# [PROBLEM DESCRIPTION]
Return all of the data exactly, with nothing left out but the pictures.

# [MATERIAL FOR THE TASK]
Begin

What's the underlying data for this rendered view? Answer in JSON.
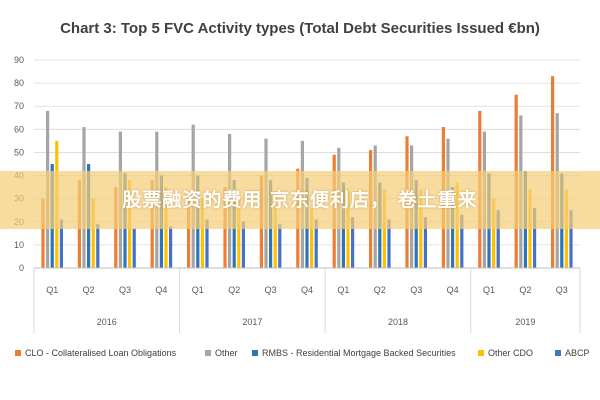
{
  "chart_data": {
    "type": "bar",
    "title": "Chart 3: Top 5 FVC Activity types (Total Debt Securities Issued €bn)",
    "xlabel": "",
    "ylabel": "",
    "ylim": [
      0,
      90
    ],
    "yticks": [
      0,
      10,
      20,
      30,
      40,
      50,
      60,
      70,
      80,
      90
    ],
    "grid": true,
    "legend_position": "bottom",
    "categories": [
      "Q1",
      "Q2",
      "Q3",
      "Q4",
      "Q1",
      "Q2",
      "Q3",
      "Q4",
      "Q1",
      "Q2",
      "Q3",
      "Q4",
      "Q1",
      "Q2",
      "Q3"
    ],
    "groups": [
      {
        "label": "2016",
        "span": 4
      },
      {
        "label": "2017",
        "span": 4
      },
      {
        "label": "2018",
        "span": 4
      },
      {
        "label": "2019",
        "span": 3
      }
    ],
    "series": [
      {
        "name": "CLO - Collateralised Loan Obligations",
        "color": "#ED7D31",
        "values": [
          30,
          38,
          35,
          38,
          33,
          35,
          40,
          43,
          49,
          51,
          57,
          61,
          68,
          75,
          83
        ]
      },
      {
        "name": "Other",
        "color": "#A5A5A5",
        "values": [
          68,
          61,
          59,
          59,
          62,
          58,
          56,
          55,
          52,
          53,
          53,
          56,
          59,
          66,
          67
        ]
      },
      {
        "name": "RMBS - Residential Mortgage Backed Securities",
        "color": "#2E75B6",
        "values": [
          45,
          45,
          41,
          40,
          40,
          38,
          38,
          39,
          37,
          37,
          38,
          35,
          41,
          42,
          41
        ]
      },
      {
        "name": "Other CDO",
        "color": "#FFC000",
        "values": [
          55,
          30,
          38,
          35,
          30,
          30,
          33,
          26,
          34,
          34,
          34,
          37,
          30,
          34,
          34
        ]
      },
      {
        "name": "ABCP",
        "color": "#4472C4",
        "values": [
          21,
          19,
          17,
          18,
          21,
          20,
          19,
          21,
          22,
          21,
          22,
          23,
          25,
          26,
          25
        ]
      }
    ]
  },
  "overlay": {
    "text": "股票融资的费用 京东便利店， 卷土重来"
  }
}
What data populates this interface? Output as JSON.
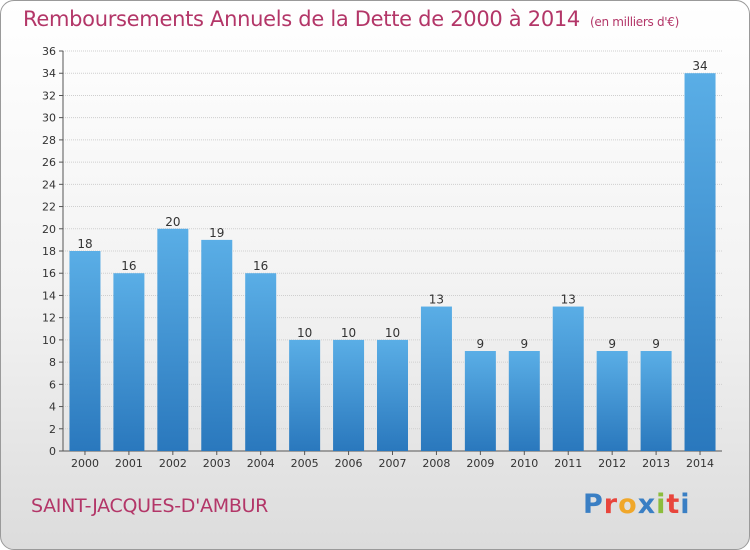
{
  "header": {
    "title": "Remboursements Annuels de la Dette de 2000 à 2014",
    "unit": "(en milliers d'€)"
  },
  "footer": {
    "commune": "SAINT-JACQUES-D'AMBUR",
    "logo": "Proxiti"
  },
  "colors": {
    "title": "#b33668",
    "bar_top": "#5aaee6",
    "bar_bottom": "#2a78bd",
    "logo": [
      "#3a7fc4",
      "#e8453c",
      "#f0a72a",
      "#3a7fc4",
      "#8cbd3c",
      "#e8453c",
      "#3a7fc4"
    ]
  },
  "chart_data": {
    "type": "bar",
    "categories": [
      "2000",
      "2001",
      "2002",
      "2003",
      "2004",
      "2005",
      "2006",
      "2007",
      "2008",
      "2009",
      "2010",
      "2011",
      "2012",
      "2013",
      "2014"
    ],
    "values": [
      18,
      16,
      20,
      19,
      16,
      10,
      10,
      10,
      13,
      9,
      9,
      13,
      9,
      9,
      34
    ],
    "ylim": [
      0,
      36
    ],
    "yticks": [
      0,
      2,
      4,
      6,
      8,
      10,
      12,
      14,
      16,
      18,
      20,
      22,
      24,
      26,
      28,
      30,
      32,
      34,
      36
    ],
    "grid": true,
    "data_labels": true
  }
}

End

# [FINAL RESULT]
What's the underlying data for this rendered view? Answer in JSON.
{
  "chart_data": {
    "type": "bar",
    "title": "Chart 3: Top 5 FVC Activity types (Total Debt Securities Issued €bn)",
    "xlabel": "",
    "ylabel": "",
    "ylim": [
      0,
      90
    ],
    "yticks": [
      0,
      10,
      20,
      30,
      40,
      50,
      60,
      70,
      80,
      90
    ],
    "grid": true,
    "legend_position": "bottom",
    "categories": [
      "Q1",
      "Q2",
      "Q3",
      "Q4",
      "Q1",
      "Q2",
      "Q3",
      "Q4",
      "Q1",
      "Q2",
      "Q3",
      "Q4",
      "Q1",
      "Q2",
      "Q3"
    ],
    "groups": [
      {
        "label": "2016",
        "span": 4
      },
      {
        "label": "2017",
        "span": 4
      },
      {
        "label": "2018",
        "span": 4
      },
      {
        "label": "2019",
        "span": 3
      }
    ],
    "series": [
      {
        "name": "CLO - Collateralised Loan Obligations",
        "color": "#ED7D31",
        "values": [
          30,
          38,
          35,
          38,
          33,
          35,
          40,
          43,
          49,
          51,
          57,
          61,
          68,
          75,
          83
        ]
      },
      {
        "name": "Other",
        "color": "#A5A5A5",
        "values": [
          68,
          61,
          59,
          59,
          62,
          58,
          56,
          55,
          52,
          53,
          53,
          56,
          59,
          66,
          67
        ]
      },
      {
        "name": "RMBS - Residential Mortgage Backed Securities",
        "color": "#2E75B6",
        "values": [
          45,
          45,
          41,
          40,
          40,
          38,
          38,
          39,
          37,
          37,
          38,
          35,
          41,
          42,
          41
        ]
      },
      {
        "name": "Other CDO",
        "color": "#FFC000",
        "values": [
          55,
          30,
          38,
          35,
          30,
          30,
          33,
          26,
          34,
          34,
          34,
          37,
          30,
          34,
          34
        ]
      },
      {
        "name": "ABCP",
        "color": "#4472C4",
        "values": [
          21,
          19,
          17,
          18,
          21,
          20,
          19,
          21,
          22,
          21,
          22,
          23,
          25,
          26,
          25
        ]
      }
    ]
  },
  "overlay": {
    "text": "股票融资的费用 京东便利店， 卷土重来"
  }
}
What data populates this interface? Output as JSON.
{
  "header": {
    "title": "Remboursements Annuels de la Dette de 2000 à 2014",
    "unit": "(en milliers d'€)"
  },
  "footer": {
    "commune": "SAINT-JACQUES-D'AMBUR",
    "logo": "Proxiti"
  },
  "colors": {
    "title": "#b33668",
    "bar_top": "#5aaee6",
    "bar_bottom": "#2a78bd",
    "logo": [
      "#3a7fc4",
      "#e8453c",
      "#f0a72a",
      "#3a7fc4",
      "#8cbd3c",
      "#e8453c",
      "#3a7fc4"
    ]
  },
  "chart_data": {
    "type": "bar",
    "categories": [
      "2000",
      "2001",
      "2002",
      "2003",
      "2004",
      "2005",
      "2006",
      "2007",
      "2008",
      "2009",
      "2010",
      "2011",
      "2012",
      "2013",
      "2014"
    ],
    "values": [
      18,
      16,
      20,
      19,
      16,
      10,
      10,
      10,
      13,
      9,
      9,
      13,
      9,
      9,
      34
    ],
    "ylim": [
      0,
      36
    ],
    "yticks": [
      0,
      2,
      4,
      6,
      8,
      10,
      12,
      14,
      16,
      18,
      20,
      22,
      24,
      26,
      28,
      30,
      32,
      34,
      36
    ],
    "grid": true,
    "data_labels": true
  }
}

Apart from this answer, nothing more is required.